• **TASK TO COMPLETE**: Find the lines that contain the word "JSON" and copy each one.

## BEGIN MATERIAL FOR THIS TASK

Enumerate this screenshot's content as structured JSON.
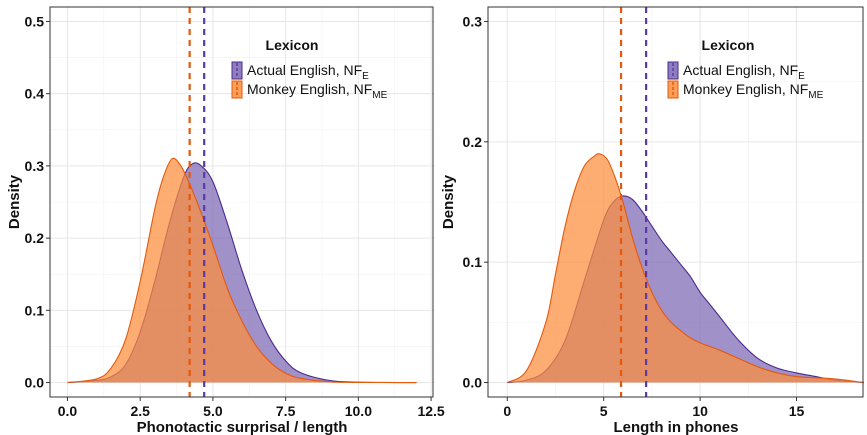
{
  "colors": {
    "actual": "#7b67b3",
    "actual_line": "#4b2a8f",
    "monkey": "#fd8d3c",
    "monkey_line": "#e4590d",
    "mean_actual": "#5b3aa6",
    "mean_monkey": "#e4590d"
  },
  "chart_data": [
    {
      "type": "area",
      "xlabel": "Phonotactic surprisal / length",
      "ylabel": "Density",
      "xlim": [
        -0.6,
        12.6
      ],
      "ylim": [
        -0.02,
        0.52
      ],
      "xticks": [
        0,
        2.5,
        5,
        7.5,
        10,
        12.5
      ],
      "xtick_labels": [
        "0.0",
        "2.5",
        "5.0",
        "7.5",
        "10.0",
        "12.5"
      ],
      "yticks": [
        0,
        0.1,
        0.2,
        0.3,
        0.4,
        0.5
      ],
      "ytick_labels": [
        "0.0",
        "0.1",
        "0.2",
        "0.3",
        "0.4",
        "0.5"
      ],
      "grid": true,
      "legend": {
        "title": "Lexicon",
        "position": "top-right",
        "entries": [
          {
            "label": "Actual English, NF",
            "sub": "E"
          },
          {
            "label": "Monkey English, NF",
            "sub": "ME"
          }
        ]
      },
      "series": [
        {
          "name": "Actual English, NF_E",
          "x": [
            0,
            1,
            1.5,
            2,
            2.5,
            3,
            3.5,
            4,
            4.3,
            4.6,
            5,
            5.5,
            6,
            6.5,
            7,
            7.5,
            8,
            9,
            10,
            12
          ],
          "y": [
            0,
            0.003,
            0.008,
            0.025,
            0.07,
            0.14,
            0.22,
            0.285,
            0.303,
            0.3,
            0.278,
            0.22,
            0.155,
            0.1,
            0.058,
            0.03,
            0.014,
            0.003,
            0.0005,
            0
          ]
        },
        {
          "name": "Monkey English, NF_ME",
          "x": [
            0,
            1,
            1.5,
            2,
            2.5,
            3,
            3.3,
            3.6,
            3.9,
            4.2,
            4.5,
            5,
            5.5,
            6,
            6.5,
            7,
            7.5,
            8,
            9,
            10,
            12
          ],
          "y": [
            0,
            0.005,
            0.02,
            0.06,
            0.14,
            0.24,
            0.285,
            0.31,
            0.3,
            0.275,
            0.245,
            0.19,
            0.13,
            0.085,
            0.05,
            0.027,
            0.013,
            0.006,
            0.001,
            0.0002,
            0
          ]
        }
      ],
      "mean_lines": [
        {
          "series": "Actual English, NF_E",
          "x": 4.7
        },
        {
          "series": "Monkey English, NF_ME",
          "x": 4.2
        }
      ]
    },
    {
      "type": "area",
      "xlabel": "Length in phones",
      "ylabel": "Density",
      "xlim": [
        -1.0,
        18.5
      ],
      "ylim": [
        -0.012,
        0.312
      ],
      "xticks": [
        0,
        5,
        10,
        15
      ],
      "xtick_labels": [
        "0",
        "5",
        "10",
        "15"
      ],
      "yticks": [
        0,
        0.1,
        0.2,
        0.3
      ],
      "ytick_labels": [
        "0.0",
        "0.1",
        "0.2",
        "0.3"
      ],
      "grid": true,
      "legend": {
        "title": "Lexicon",
        "position": "top-right",
        "entries": [
          {
            "label": "Actual English, NF",
            "sub": "E"
          },
          {
            "label": "Monkey English, NF",
            "sub": "ME"
          }
        ]
      },
      "series": [
        {
          "name": "Actual English, NF_E",
          "x": [
            0,
            1,
            2,
            3,
            4,
            5,
            5.5,
            6,
            6.5,
            7,
            7.5,
            8,
            8.5,
            9,
            9.5,
            10,
            10.5,
            11,
            12,
            13,
            14,
            15,
            16,
            17,
            18.5
          ],
          "y": [
            0,
            0.002,
            0.01,
            0.035,
            0.085,
            0.135,
            0.15,
            0.155,
            0.152,
            0.142,
            0.13,
            0.118,
            0.108,
            0.098,
            0.088,
            0.075,
            0.065,
            0.055,
            0.035,
            0.02,
            0.012,
            0.008,
            0.005,
            0.002,
            0
          ]
        },
        {
          "name": "Monkey English, NF_ME",
          "x": [
            0,
            1,
            2,
            2.5,
            3,
            3.5,
            4,
            4.5,
            4.8,
            5.2,
            5.6,
            6,
            6.5,
            7,
            7.5,
            8,
            8.5,
            9,
            9.5,
            10,
            10.5,
            11,
            12,
            13,
            14,
            15,
            16,
            17,
            18.5
          ],
          "y": [
            0,
            0.01,
            0.05,
            0.09,
            0.13,
            0.16,
            0.18,
            0.188,
            0.19,
            0.185,
            0.17,
            0.15,
            0.12,
            0.095,
            0.075,
            0.06,
            0.05,
            0.043,
            0.037,
            0.033,
            0.03,
            0.027,
            0.02,
            0.013,
            0.008,
            0.005,
            0.004,
            0.003,
            0
          ]
        }
      ],
      "mean_lines": [
        {
          "series": "Actual English, NF_E",
          "x": 7.2
        },
        {
          "series": "Monkey English, NF_ME",
          "x": 5.9
        }
      ]
    }
  ]
}
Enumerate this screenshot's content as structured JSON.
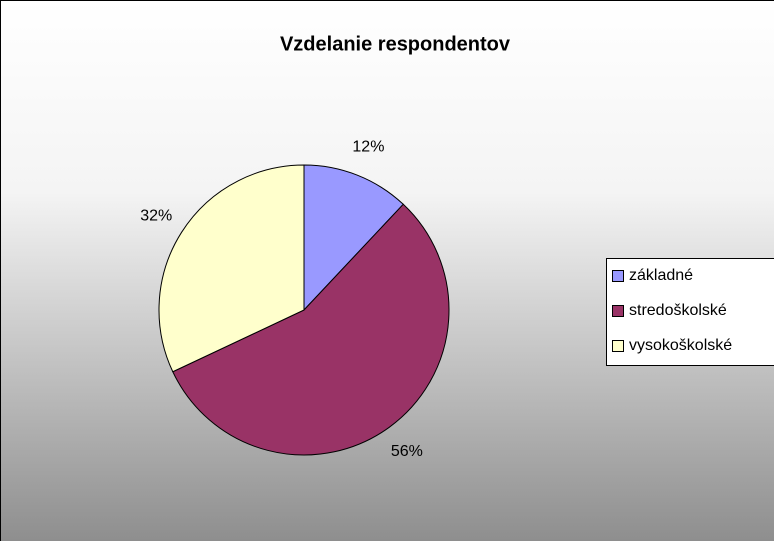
{
  "chart_data": {
    "type": "pie",
    "title": "Vzdelanie respondentov",
    "categories": [
      "základné",
      "stredoškolské",
      "vysokoškolské"
    ],
    "values": [
      12,
      56,
      32
    ],
    "value_labels": [
      "12%",
      "56%",
      "32%"
    ],
    "colors": [
      "#9999ff",
      "#993366",
      "#ffffcc"
    ],
    "legend": "right"
  }
}
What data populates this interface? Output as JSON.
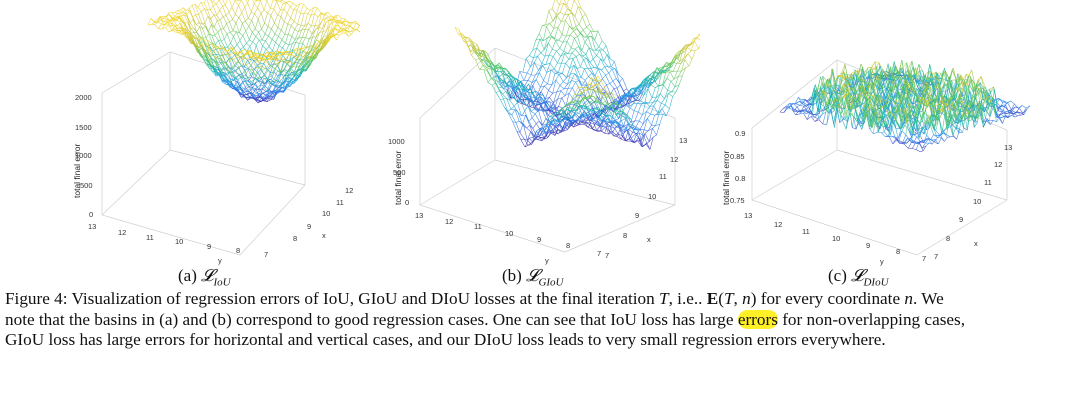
{
  "figure": {
    "panels": [
      {
        "id": "iou",
        "label_prefix": "(a)",
        "loss_symbol": "𝓛",
        "loss_sub": "IoU",
        "zlabel": "total final error",
        "z_ticks": [
          "0",
          "500",
          "1000",
          "1500",
          "2000"
        ],
        "y_ticks": [
          "13",
          "12",
          "11",
          "10",
          "9",
          "8",
          "7"
        ],
        "x_ticks": [
          "8",
          "9",
          "10",
          "11",
          "12"
        ],
        "xlabel": "x",
        "ylabel": "y"
      },
      {
        "id": "giou",
        "label_prefix": "(b)",
        "loss_symbol": "𝓛",
        "loss_sub": "GIoU",
        "zlabel": "total final error",
        "z_ticks": [
          "0",
          "500",
          "1000"
        ],
        "y_ticks": [
          "13",
          "12",
          "11",
          "10",
          "9",
          "8",
          "7"
        ],
        "x_ticks": [
          "7",
          "8",
          "9",
          "10",
          "11",
          "12",
          "13"
        ],
        "xlabel": "x",
        "ylabel": "y"
      },
      {
        "id": "diou",
        "label_prefix": "(c)",
        "loss_symbol": "𝓛",
        "loss_sub": "DIoU",
        "zlabel": "total final error",
        "z_ticks": [
          "0.75",
          "0.8",
          "0.85",
          "0.9"
        ],
        "y_ticks": [
          "13",
          "12",
          "11",
          "10",
          "9",
          "8",
          "7"
        ],
        "x_ticks": [
          "7",
          "8",
          "9",
          "10",
          "11",
          "12",
          "13"
        ],
        "xlabel": "x",
        "ylabel": "y"
      }
    ],
    "caption": {
      "line1_a": "Figure 4: Visualization of regression errors of IoU, GIoU and DIoU losses at the final iteration ",
      "line1_T": "T",
      "line1_b": ", i.e.. ",
      "line1_E": "E",
      "line1_c": "(",
      "line1_T2": "T",
      "line1_d": ", ",
      "line1_n": "n",
      "line1_e": ") for every coordinate ",
      "line1_n2": "n",
      "line1_f": ". We",
      "line2_a": "note that the basins in (a) and (b) correspond to good regression cases. One can see that IoU loss has large ",
      "line2_hl": "errors",
      "line2_b": " for non-overlapping cases,",
      "line3": "GIoU loss has large errors for horizontal and vertical cases, and our DIoU loss leads to very small regression errors everywhere."
    },
    "colormap": [
      "#3e26a8",
      "#2e83f2",
      "#15b1c2",
      "#5bc862",
      "#cbc237",
      "#f9d923"
    ]
  }
}
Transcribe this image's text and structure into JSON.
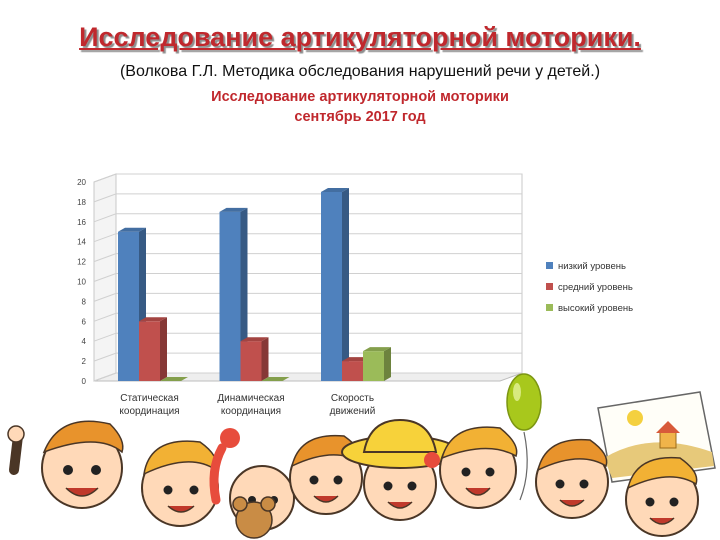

## END MATERIAL FOR THIS TASK

• **EXERCISE OUTPUT**:
Enumerate this screenshot's content as structured JSON.
Enumerate this screenshot's content as structured JSON.
What data populates this interface? Output as JSON.
Transcribe this image's text and structure into JSON.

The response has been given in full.